- DATA PROVIDED
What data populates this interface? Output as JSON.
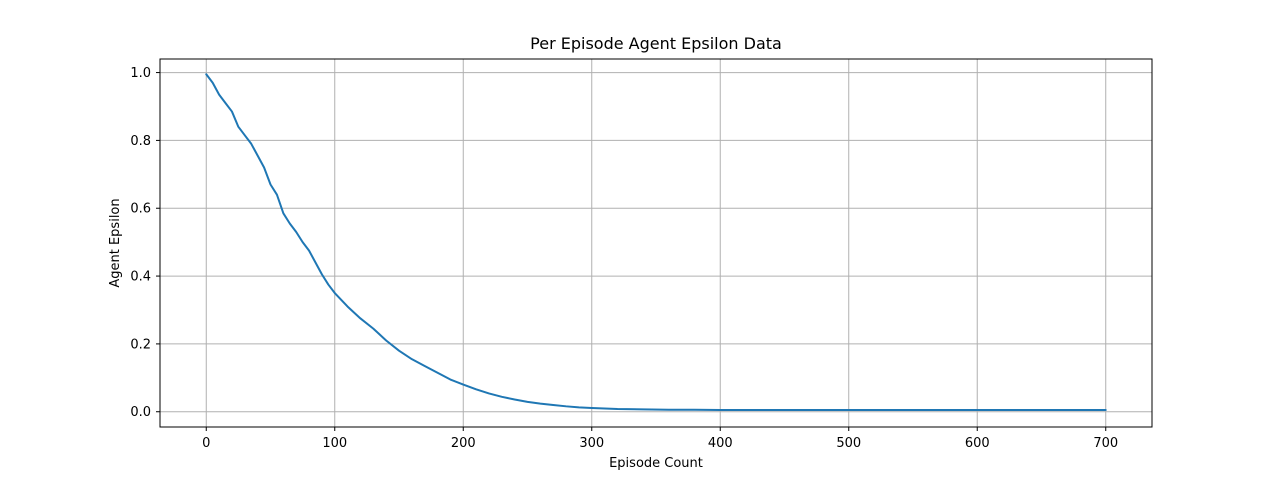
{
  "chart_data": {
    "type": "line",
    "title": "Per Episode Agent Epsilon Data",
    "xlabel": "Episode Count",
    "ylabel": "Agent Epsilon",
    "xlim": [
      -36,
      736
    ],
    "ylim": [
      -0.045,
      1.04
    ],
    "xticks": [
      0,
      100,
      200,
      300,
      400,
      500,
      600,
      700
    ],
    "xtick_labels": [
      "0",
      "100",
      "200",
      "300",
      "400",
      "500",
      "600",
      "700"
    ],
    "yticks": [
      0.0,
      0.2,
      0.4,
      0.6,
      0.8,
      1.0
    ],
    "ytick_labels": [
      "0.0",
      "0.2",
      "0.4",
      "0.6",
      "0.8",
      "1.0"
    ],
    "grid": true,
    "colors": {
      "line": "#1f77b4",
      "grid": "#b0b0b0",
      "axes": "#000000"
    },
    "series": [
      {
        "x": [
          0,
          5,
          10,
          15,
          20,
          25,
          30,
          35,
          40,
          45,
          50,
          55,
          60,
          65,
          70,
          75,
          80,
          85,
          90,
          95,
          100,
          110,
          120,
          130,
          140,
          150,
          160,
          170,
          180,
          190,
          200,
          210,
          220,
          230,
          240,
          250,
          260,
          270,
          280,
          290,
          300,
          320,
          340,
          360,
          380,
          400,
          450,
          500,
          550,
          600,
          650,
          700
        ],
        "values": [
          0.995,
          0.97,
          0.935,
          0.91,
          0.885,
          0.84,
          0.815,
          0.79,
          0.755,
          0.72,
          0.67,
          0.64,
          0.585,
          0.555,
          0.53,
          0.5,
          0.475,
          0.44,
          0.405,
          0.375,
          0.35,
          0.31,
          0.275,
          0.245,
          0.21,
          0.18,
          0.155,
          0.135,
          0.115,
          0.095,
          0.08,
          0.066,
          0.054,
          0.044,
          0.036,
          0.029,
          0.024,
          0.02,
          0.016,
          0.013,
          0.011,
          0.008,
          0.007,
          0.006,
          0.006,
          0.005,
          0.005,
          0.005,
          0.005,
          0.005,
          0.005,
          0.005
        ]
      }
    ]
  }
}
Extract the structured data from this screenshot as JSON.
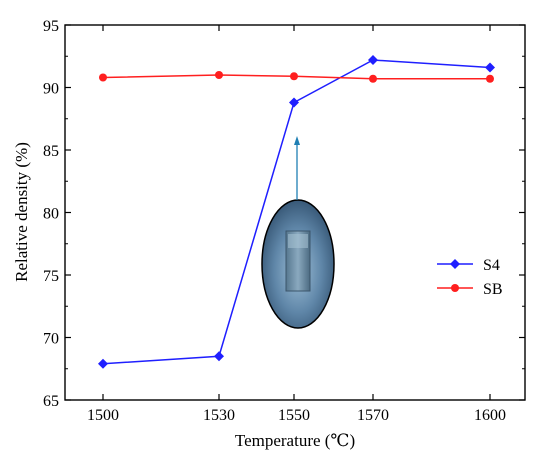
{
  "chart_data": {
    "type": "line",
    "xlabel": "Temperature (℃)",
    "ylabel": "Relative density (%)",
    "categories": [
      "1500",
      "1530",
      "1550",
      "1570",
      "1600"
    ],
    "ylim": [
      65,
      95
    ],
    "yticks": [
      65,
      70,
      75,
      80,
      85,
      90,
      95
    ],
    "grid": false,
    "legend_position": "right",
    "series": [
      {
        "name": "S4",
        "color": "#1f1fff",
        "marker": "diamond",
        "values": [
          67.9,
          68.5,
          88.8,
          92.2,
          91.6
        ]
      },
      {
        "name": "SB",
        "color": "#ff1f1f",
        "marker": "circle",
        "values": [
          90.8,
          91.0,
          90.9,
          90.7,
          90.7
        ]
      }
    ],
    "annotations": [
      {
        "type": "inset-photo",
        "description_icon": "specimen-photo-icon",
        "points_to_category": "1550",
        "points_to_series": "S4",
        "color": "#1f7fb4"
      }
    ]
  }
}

- WHAT YOU WILL DO
Exclude the images and reproduce the remaining data exactly.

- EXPECTED OUTPUT
What data populates this interface? Output as JSON.
{
  "chart_data": {
    "type": "line",
    "title": "Per Episode Agent Epsilon Data",
    "xlabel": "Episode Count",
    "ylabel": "Agent Epsilon",
    "xlim": [
      -36,
      736
    ],
    "ylim": [
      -0.045,
      1.04
    ],
    "xticks": [
      0,
      100,
      200,
      300,
      400,
      500,
      600,
      700
    ],
    "xtick_labels": [
      "0",
      "100",
      "200",
      "300",
      "400",
      "500",
      "600",
      "700"
    ],
    "yticks": [
      0.0,
      0.2,
      0.4,
      0.6,
      0.8,
      1.0
    ],
    "ytick_labels": [
      "0.0",
      "0.2",
      "0.4",
      "0.6",
      "0.8",
      "1.0"
    ],
    "grid": true,
    "colors": {
      "line": "#1f77b4",
      "grid": "#b0b0b0",
      "axes": "#000000"
    },
    "series": [
      {
        "x": [
          0,
          5,
          10,
          15,
          20,
          25,
          30,
          35,
          40,
          45,
          50,
          55,
          60,
          65,
          70,
          75,
          80,
          85,
          90,
          95,
          100,
          110,
          120,
          130,
          140,
          150,
          160,
          170,
          180,
          190,
          200,
          210,
          220,
          230,
          240,
          250,
          260,
          270,
          280,
          290,
          300,
          320,
          340,
          360,
          380,
          400,
          450,
          500,
          550,
          600,
          650,
          700
        ],
        "values": [
          0.995,
          0.97,
          0.935,
          0.91,
          0.885,
          0.84,
          0.815,
          0.79,
          0.755,
          0.72,
          0.67,
          0.64,
          0.585,
          0.555,
          0.53,
          0.5,
          0.475,
          0.44,
          0.405,
          0.375,
          0.35,
          0.31,
          0.275,
          0.245,
          0.21,
          0.18,
          0.155,
          0.135,
          0.115,
          0.095,
          0.08,
          0.066,
          0.054,
          0.044,
          0.036,
          0.029,
          0.024,
          0.02,
          0.016,
          0.013,
          0.011,
          0.008,
          0.007,
          0.006,
          0.006,
          0.005,
          0.005,
          0.005,
          0.005,
          0.005,
          0.005,
          0.005
        ]
      }
    ]
  }
}
Extract the structured data from this screenshot as JSON.
{
  "chart_data": {
    "type": "line",
    "xlabel": "Temperature (℃)",
    "ylabel": "Relative density (%)",
    "categories": [
      "1500",
      "1530",
      "1550",
      "1570",
      "1600"
    ],
    "ylim": [
      65,
      95
    ],
    "yticks": [
      65,
      70,
      75,
      80,
      85,
      90,
      95
    ],
    "grid": false,
    "legend_position": "right",
    "series": [
      {
        "name": "S4",
        "color": "#1f1fff",
        "marker": "diamond",
        "values": [
          67.9,
          68.5,
          88.8,
          92.2,
          91.6
        ]
      },
      {
        "name": "SB",
        "color": "#ff1f1f",
        "marker": "circle",
        "values": [
          90.8,
          91.0,
          90.9,
          90.7,
          90.7
        ]
      }
    ],
    "annotations": [
      {
        "type": "inset-photo",
        "description_icon": "specimen-photo-icon",
        "points_to_category": "1550",
        "points_to_series": "S4",
        "color": "#1f7fb4"
      }
    ]
  }
}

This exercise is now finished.